## INSTRUCTION
Read the listing and extract each line that includes the word "title".
-- START DATASET ENTRIES --
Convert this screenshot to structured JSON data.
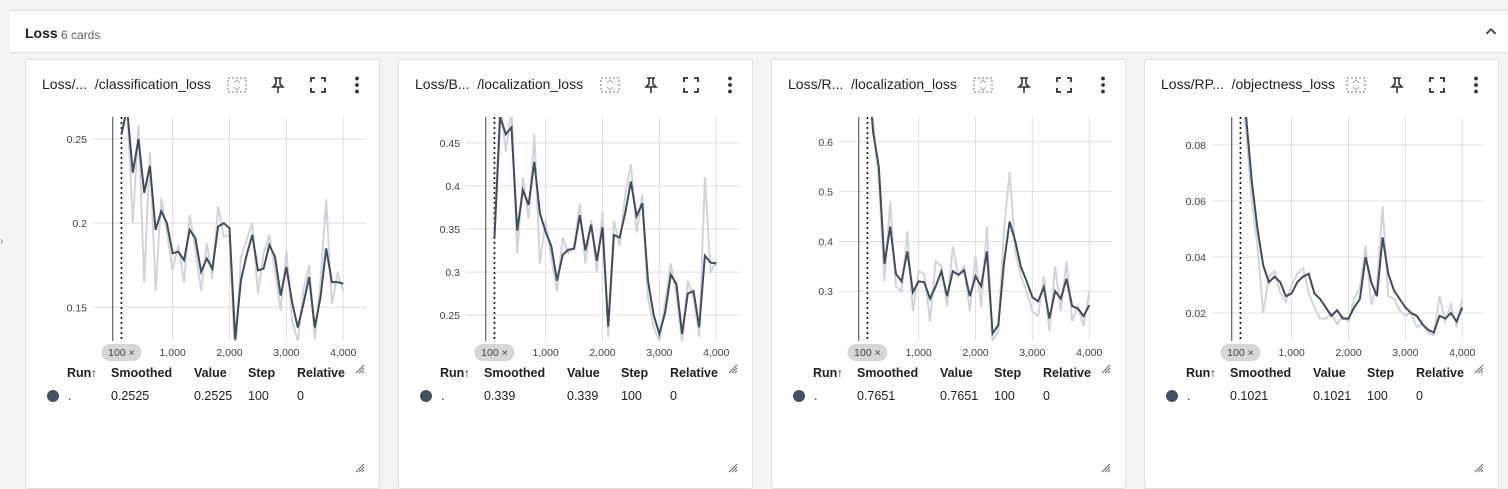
{
  "group": {
    "title": "Loss",
    "count": "6 cards",
    "left_mark": "›"
  },
  "table": {
    "run": "Run",
    "smoothed": "Smoothed",
    "value": "Value",
    "step": "Step",
    "relative": "Relative"
  },
  "colors": {
    "smoothed": "#3f4b5e",
    "raw": "#cfd5df",
    "dot": "#455062"
  },
  "icons": [
    "fit-domain-icon",
    "pin-icon",
    "fullscreen-icon",
    "more-vert-icon",
    "chevron-up-icon",
    "resize-handle-icon"
  ],
  "cards": [
    {
      "title": "Loss/...  /classification_loss",
      "row": {
        "run": ".",
        "smoothed": "0.2525",
        "value": "0.2525",
        "step": "100",
        "relative": "0"
      },
      "chart_data": {
        "type": "line",
        "x_step_label": "100 ×",
        "xticks": [
          "1,000",
          "2,000",
          "3,000",
          "4,000"
        ],
        "yticks": [
          "0.15",
          "0.2",
          "0.25"
        ],
        "xlim": [
          -400,
          4400
        ],
        "ylim": [
          0.13,
          0.263
        ],
        "series": [
          {
            "x": [
              100,
              200,
              300,
              400,
              500,
              600,
              700,
              800,
              900,
              1000,
              1100,
              1200,
              1300,
              1400,
              1500,
              1600,
              1700,
              1800,
              1900,
              2000,
              2100,
              2200,
              2300,
              2400,
              2500,
              2600,
              2700,
              2800,
              2900,
              3000,
              3100,
              3200,
              3300,
              3400,
              3500,
              3600,
              3700,
              3800,
              3900,
              4000
            ],
            "smoothed": [
              0.2525,
              0.268,
              0.23,
              0.25,
              0.218,
              0.234,
              0.196,
              0.207,
              0.2,
              0.182,
              0.183,
              0.178,
              0.196,
              0.191,
              0.171,
              0.179,
              0.173,
              0.198,
              0.2,
              0.197,
              0.131,
              0.166,
              0.181,
              0.193,
              0.172,
              0.173,
              0.187,
              0.18,
              0.157,
              0.174,
              0.153,
              0.138,
              0.152,
              0.168,
              0.138,
              0.156,
              0.185,
              0.165,
              0.165,
              0.164
            ],
            "raw": [
              0.2525,
              0.27,
              0.2,
              0.258,
              0.165,
              0.242,
              0.16,
              0.215,
              0.195,
              0.172,
              0.187,
              0.165,
              0.205,
              0.184,
              0.16,
              0.188,
              0.167,
              0.21,
              0.192,
              0.193,
              0.118,
              0.18,
              0.19,
              0.2,
              0.158,
              0.182,
              0.193,
              0.172,
              0.148,
              0.184,
              0.142,
              0.13,
              0.16,
              0.175,
              0.131,
              0.165,
              0.214,
              0.152,
              0.17,
              0.16
            ]
          }
        ]
      }
    },
    {
      "title": "Loss/B...  /localization_loss",
      "row": {
        "run": ".",
        "smoothed": "0.339",
        "value": "0.339",
        "step": "100",
        "relative": "0"
      },
      "chart_data": {
        "type": "line",
        "x_step_label": "100 ×",
        "xticks": [
          "1,000",
          "2,000",
          "3,000",
          "4,000"
        ],
        "yticks": [
          "0.25",
          "0.3",
          "0.35",
          "0.4",
          "0.45"
        ],
        "xlim": [
          -400,
          4400
        ],
        "ylim": [
          0.22,
          0.48
        ],
        "series": [
          {
            "x": [
              100,
              200,
              300,
              400,
              500,
              600,
              700,
              800,
              900,
              1000,
              1100,
              1200,
              1300,
              1400,
              1500,
              1600,
              1700,
              1800,
              1900,
              2000,
              2100,
              2200,
              2300,
              2400,
              2500,
              2600,
              2700,
              2800,
              2900,
              3000,
              3100,
              3200,
              3300,
              3400,
              3500,
              3600,
              3700,
              3800,
              3900,
              4000
            ],
            "smoothed": [
              0.339,
              0.48,
              0.46,
              0.468,
              0.348,
              0.395,
              0.378,
              0.428,
              0.368,
              0.347,
              0.33,
              0.29,
              0.32,
              0.326,
              0.327,
              0.366,
              0.325,
              0.355,
              0.313,
              0.352,
              0.237,
              0.343,
              0.34,
              0.369,
              0.405,
              0.365,
              0.38,
              0.29,
              0.25,
              0.228,
              0.253,
              0.297,
              0.286,
              0.228,
              0.275,
              0.278,
              0.236,
              0.319,
              0.311,
              0.31
            ],
            "raw": [
              0.339,
              0.5,
              0.44,
              0.49,
              0.322,
              0.41,
              0.362,
              0.46,
              0.31,
              0.36,
              0.316,
              0.278,
              0.34,
              0.322,
              0.33,
              0.38,
              0.31,
              0.36,
              0.3,
              0.37,
              0.225,
              0.36,
              0.33,
              0.39,
              0.425,
              0.346,
              0.39,
              0.27,
              0.236,
              0.22,
              0.265,
              0.31,
              0.274,
              0.22,
              0.29,
              0.27,
              0.225,
              0.41,
              0.3,
              0.312
            ]
          }
        ]
      }
    },
    {
      "title": "Loss/R...  /localization_loss",
      "row": {
        "run": ".",
        "smoothed": "0.7651",
        "value": "0.7651",
        "step": "100",
        "relative": "0"
      },
      "chart_data": {
        "type": "line",
        "x_step_label": "100 ×",
        "xticks": [
          "1,000",
          "2,000",
          "3,000",
          "4,000"
        ],
        "yticks": [
          "0.3",
          "0.4",
          "0.5",
          "0.6"
        ],
        "xlim": [
          -400,
          4400
        ],
        "ylim": [
          0.2,
          0.65
        ],
        "series": [
          {
            "x": [
              100,
              200,
              300,
              400,
              500,
              600,
              700,
              800,
              900,
              1000,
              1100,
              1200,
              1300,
              1400,
              1500,
              1600,
              1700,
              1800,
              1900,
              2000,
              2100,
              2200,
              2300,
              2400,
              2500,
              2600,
              2700,
              2800,
              2900,
              3000,
              3100,
              3200,
              3300,
              3400,
              3500,
              3600,
              3700,
              3800,
              3900,
              4000
            ],
            "smoothed": [
              0.7651,
              0.62,
              0.55,
              0.355,
              0.43,
              0.335,
              0.32,
              0.38,
              0.298,
              0.32,
              0.318,
              0.285,
              0.31,
              0.34,
              0.29,
              0.34,
              0.333,
              0.342,
              0.29,
              0.33,
              0.31,
              0.38,
              0.215,
              0.232,
              0.355,
              0.44,
              0.4,
              0.348,
              0.32,
              0.288,
              0.28,
              0.308,
              0.245,
              0.3,
              0.285,
              0.325,
              0.27,
              0.265,
              0.25,
              0.272
            ],
            "raw": [
              0.7651,
              0.64,
              0.52,
              0.32,
              0.48,
              0.31,
              0.3,
              0.42,
              0.26,
              0.34,
              0.335,
              0.24,
              0.36,
              0.35,
              0.27,
              0.39,
              0.33,
              0.35,
              0.26,
              0.37,
              0.27,
              0.43,
              0.2,
              0.22,
              0.42,
              0.54,
              0.38,
              0.33,
              0.3,
              0.26,
              0.25,
              0.33,
              0.22,
              0.35,
              0.26,
              0.36,
              0.24,
              0.27,
              0.23,
              0.3
            ]
          }
        ]
      }
    },
    {
      "title": "Loss/RP...  /objectness_loss",
      "row": {
        "run": ".",
        "smoothed": "0.1021",
        "value": "0.1021",
        "step": "100",
        "relative": "0"
      },
      "chart_data": {
        "type": "line",
        "x_step_label": "100 ×",
        "xticks": [
          "1,000",
          "2,000",
          "3,000",
          "4,000"
        ],
        "yticks": [
          "0.02",
          "0.04",
          "0.06",
          "0.08"
        ],
        "xlim": [
          -400,
          4400
        ],
        "ylim": [
          0.01,
          0.09
        ],
        "series": [
          {
            "x": [
              100,
              200,
              300,
              400,
              500,
              600,
              700,
              800,
              900,
              1000,
              1100,
              1200,
              1300,
              1400,
              1500,
              1600,
              1700,
              1800,
              1900,
              2000,
              2100,
              2200,
              2300,
              2400,
              2500,
              2600,
              2700,
              2800,
              2900,
              3000,
              3100,
              3200,
              3300,
              3400,
              3500,
              3600,
              3700,
              3800,
              3900,
              4000
            ],
            "smoothed": [
              0.1021,
              0.09,
              0.067,
              0.05,
              0.037,
              0.031,
              0.033,
              0.031,
              0.026,
              0.027,
              0.031,
              0.033,
              0.034,
              0.027,
              0.025,
              0.022,
              0.019,
              0.021,
              0.018,
              0.018,
              0.022,
              0.025,
              0.04,
              0.031,
              0.026,
              0.047,
              0.034,
              0.028,
              0.025,
              0.022,
              0.02,
              0.019,
              0.016,
              0.014,
              0.013,
              0.019,
              0.018,
              0.02,
              0.017,
              0.022
            ],
            "raw": [
              0.1021,
              0.085,
              0.06,
              0.044,
              0.02,
              0.033,
              0.035,
              0.027,
              0.024,
              0.03,
              0.034,
              0.036,
              0.027,
              0.022,
              0.018,
              0.018,
              0.02,
              0.016,
              0.019,
              0.017,
              0.025,
              0.029,
              0.044,
              0.023,
              0.03,
              0.058,
              0.026,
              0.025,
              0.021,
              0.019,
              0.02,
              0.015,
              0.016,
              0.013,
              0.012,
              0.026,
              0.017,
              0.023,
              0.015,
              0.025
            ]
          }
        ]
      }
    }
  ]
}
-- END DATASET ENTRIES --
## THE RESPONSE
    "title": "Loss",
      "title": "Loss/...  /classification_loss",
      "title": "Loss/B...  /localization_loss",
      "title": "Loss/R...  /localization_loss",
      "title": "Loss/RP...  /objectness_loss",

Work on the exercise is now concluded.